start Dataset excerpts

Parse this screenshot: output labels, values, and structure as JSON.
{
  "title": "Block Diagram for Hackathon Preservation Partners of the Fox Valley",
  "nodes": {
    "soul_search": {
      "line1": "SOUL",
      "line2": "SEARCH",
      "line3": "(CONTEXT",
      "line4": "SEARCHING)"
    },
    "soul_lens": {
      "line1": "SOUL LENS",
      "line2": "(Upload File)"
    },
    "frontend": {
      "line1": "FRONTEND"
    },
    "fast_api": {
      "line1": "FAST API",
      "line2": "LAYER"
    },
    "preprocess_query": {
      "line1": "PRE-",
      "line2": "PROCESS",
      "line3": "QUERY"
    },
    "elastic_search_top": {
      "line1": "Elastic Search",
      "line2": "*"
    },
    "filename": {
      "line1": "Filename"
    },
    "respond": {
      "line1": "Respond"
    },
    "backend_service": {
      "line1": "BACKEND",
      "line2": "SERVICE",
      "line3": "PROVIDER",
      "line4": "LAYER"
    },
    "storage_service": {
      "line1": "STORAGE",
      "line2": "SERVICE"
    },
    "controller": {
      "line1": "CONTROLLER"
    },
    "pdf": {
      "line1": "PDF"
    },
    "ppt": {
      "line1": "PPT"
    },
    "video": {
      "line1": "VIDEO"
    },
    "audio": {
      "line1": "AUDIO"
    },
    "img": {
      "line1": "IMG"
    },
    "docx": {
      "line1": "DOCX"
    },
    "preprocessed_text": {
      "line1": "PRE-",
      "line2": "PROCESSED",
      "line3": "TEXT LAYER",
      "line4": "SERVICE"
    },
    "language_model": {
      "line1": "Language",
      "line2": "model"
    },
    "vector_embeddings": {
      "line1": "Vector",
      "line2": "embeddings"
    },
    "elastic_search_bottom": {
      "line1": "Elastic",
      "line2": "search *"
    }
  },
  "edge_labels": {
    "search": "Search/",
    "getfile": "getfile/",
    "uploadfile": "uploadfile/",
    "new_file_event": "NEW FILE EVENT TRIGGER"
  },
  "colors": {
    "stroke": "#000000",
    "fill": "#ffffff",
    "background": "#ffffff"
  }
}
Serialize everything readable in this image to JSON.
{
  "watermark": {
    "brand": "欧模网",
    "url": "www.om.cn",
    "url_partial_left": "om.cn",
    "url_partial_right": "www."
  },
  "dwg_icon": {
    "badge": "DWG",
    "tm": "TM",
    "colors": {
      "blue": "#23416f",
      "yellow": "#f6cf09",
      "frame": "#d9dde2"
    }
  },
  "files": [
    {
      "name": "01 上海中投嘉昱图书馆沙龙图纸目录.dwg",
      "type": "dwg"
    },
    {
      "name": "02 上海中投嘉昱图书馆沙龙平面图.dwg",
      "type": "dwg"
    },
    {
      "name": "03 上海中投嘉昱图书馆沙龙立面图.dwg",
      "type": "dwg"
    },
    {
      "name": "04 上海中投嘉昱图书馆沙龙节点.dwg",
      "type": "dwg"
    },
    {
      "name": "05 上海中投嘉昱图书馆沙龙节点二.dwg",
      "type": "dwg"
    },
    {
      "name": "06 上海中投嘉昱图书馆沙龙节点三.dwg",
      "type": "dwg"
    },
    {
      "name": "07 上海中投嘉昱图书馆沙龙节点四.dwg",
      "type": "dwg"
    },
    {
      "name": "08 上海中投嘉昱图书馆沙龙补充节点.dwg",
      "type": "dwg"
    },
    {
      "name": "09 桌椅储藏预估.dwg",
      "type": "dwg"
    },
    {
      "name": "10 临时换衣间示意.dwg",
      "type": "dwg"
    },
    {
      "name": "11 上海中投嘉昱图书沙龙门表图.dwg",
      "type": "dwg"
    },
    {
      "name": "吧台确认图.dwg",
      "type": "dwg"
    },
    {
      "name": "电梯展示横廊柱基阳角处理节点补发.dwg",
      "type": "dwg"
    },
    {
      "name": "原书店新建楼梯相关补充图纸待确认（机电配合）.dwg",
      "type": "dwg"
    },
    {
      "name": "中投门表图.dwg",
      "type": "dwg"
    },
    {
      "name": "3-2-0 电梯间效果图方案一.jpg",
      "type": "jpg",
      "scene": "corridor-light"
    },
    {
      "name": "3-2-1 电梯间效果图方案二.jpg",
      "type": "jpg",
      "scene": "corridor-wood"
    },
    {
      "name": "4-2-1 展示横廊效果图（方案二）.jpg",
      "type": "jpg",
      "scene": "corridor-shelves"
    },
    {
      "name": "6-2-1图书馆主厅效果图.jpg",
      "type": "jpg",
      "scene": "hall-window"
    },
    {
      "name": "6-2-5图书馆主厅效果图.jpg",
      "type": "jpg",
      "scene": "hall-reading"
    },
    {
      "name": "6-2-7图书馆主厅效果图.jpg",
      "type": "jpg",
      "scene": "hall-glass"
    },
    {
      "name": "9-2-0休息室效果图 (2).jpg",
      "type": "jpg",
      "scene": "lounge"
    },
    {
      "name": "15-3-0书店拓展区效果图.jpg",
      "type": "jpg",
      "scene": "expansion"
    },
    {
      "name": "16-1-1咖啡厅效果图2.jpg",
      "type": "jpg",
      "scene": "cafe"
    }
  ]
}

end Dataset excerpts

*Work to do*. Wherever a line in the data above holds "JSON", copy that line.

*Solution to the problem*.
Parse this screenshot: output labels, values, and structure as JSON.
Serialize everything readable in this image to JSON.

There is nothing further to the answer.